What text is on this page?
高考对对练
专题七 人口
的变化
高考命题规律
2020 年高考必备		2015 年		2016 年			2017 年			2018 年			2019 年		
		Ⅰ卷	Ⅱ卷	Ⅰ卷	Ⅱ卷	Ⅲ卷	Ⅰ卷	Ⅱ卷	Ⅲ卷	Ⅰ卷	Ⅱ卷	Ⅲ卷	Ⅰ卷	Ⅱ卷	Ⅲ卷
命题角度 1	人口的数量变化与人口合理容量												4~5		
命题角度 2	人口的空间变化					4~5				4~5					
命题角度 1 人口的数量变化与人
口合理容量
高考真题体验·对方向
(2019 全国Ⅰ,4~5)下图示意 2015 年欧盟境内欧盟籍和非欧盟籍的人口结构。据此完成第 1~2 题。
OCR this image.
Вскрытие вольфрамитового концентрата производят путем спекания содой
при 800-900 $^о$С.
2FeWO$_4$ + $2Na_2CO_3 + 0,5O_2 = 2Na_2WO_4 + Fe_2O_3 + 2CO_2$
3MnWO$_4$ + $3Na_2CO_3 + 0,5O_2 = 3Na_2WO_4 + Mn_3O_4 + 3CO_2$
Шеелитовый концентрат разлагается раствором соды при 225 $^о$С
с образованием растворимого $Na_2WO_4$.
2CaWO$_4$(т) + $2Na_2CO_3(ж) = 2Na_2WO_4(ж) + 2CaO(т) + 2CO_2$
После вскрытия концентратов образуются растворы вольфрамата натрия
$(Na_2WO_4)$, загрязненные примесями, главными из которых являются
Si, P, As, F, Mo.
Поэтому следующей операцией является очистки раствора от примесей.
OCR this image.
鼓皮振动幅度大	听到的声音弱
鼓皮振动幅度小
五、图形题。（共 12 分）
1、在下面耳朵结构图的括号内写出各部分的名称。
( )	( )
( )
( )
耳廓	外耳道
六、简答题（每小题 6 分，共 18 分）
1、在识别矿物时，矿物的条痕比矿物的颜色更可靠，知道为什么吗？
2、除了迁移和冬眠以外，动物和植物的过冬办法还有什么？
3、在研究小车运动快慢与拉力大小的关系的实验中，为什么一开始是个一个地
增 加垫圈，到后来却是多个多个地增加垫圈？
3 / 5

• **Task brief**
Reproduce the full listing above, character for character.

• **Task result**
What text is on this page?
高考对对练
专题七 人口
的变化
高考命题规律
2020 年高考必备		2015 年		2016 年			2017 年			2018 年			2019 年		
		Ⅰ卷	Ⅱ卷	Ⅰ卷	Ⅱ卷	Ⅲ卷	Ⅰ卷	Ⅱ卷	Ⅲ卷	Ⅰ卷	Ⅱ卷	Ⅲ卷	Ⅰ卷	Ⅱ卷	Ⅲ卷
命题角度 1	人口的数量变化与人口合理容量												4~5		
命题角度 2	人口的空间变化					4~5				4~5					
命题角度 1 人口的数量变化与人
口合理容量
高考真题体验·对方向
(2019 全国Ⅰ,4~5)下图示意 2015 年欧盟境内欧盟籍和非欧盟籍的人口结构。据此完成第 1~2 题。
OCR this image.
Вскрытие вольфрамитового концентрата производят путем спекания содой
при 800-900 $^о$С.
2FeWO$_4$ + $2Na_2CO_3 + 0,5O_2 = 2Na_2WO_4 + Fe_2O_3 + 2CO_2$
3MnWO$_4$ + $3Na_2CO_3 + 0,5O_2 = 3Na_2WO_4 + Mn_3O_4 + 3CO_2$
Шеелитовый концентрат разлагается раствором соды при 225 $^о$С
с образованием растворимого $Na_2WO_4$.
2CaWO$_4$(т) + $2Na_2CO_3(ж) = 2Na_2WO_4(ж) + 2CaO(т) + 2CO_2$
После вскрытия концентратов образуются растворы вольфрамата натрия
$(Na_2WO_4)$, загрязненные примесями, главными из которых являются
Si, P, As, F, Mo.
Поэтому следующей операцией является очистки раствора от примесей.
OCR this image.
鼓皮振动幅度大	听到的声音弱
鼓皮振动幅度小
五、图形题。（共 12 分）
1、在下面耳朵结构图的括号内写出各部分的名称。
( )	( )
( )
( )
耳廓	外耳道
六、简答题（每小题 6 分，共 18 分）
1、在识别矿物时，矿物的条痕比矿物的颜色更可靠，知道为什么吗？
2、除了迁移和冬眠以外，动物和植物的过冬办法还有什么？
3、在研究小车运动快慢与拉力大小的关系的实验中，为什么一开始是个一个地
增 加垫圈，到后来却是多个多个地增加垫圈？
3 / 5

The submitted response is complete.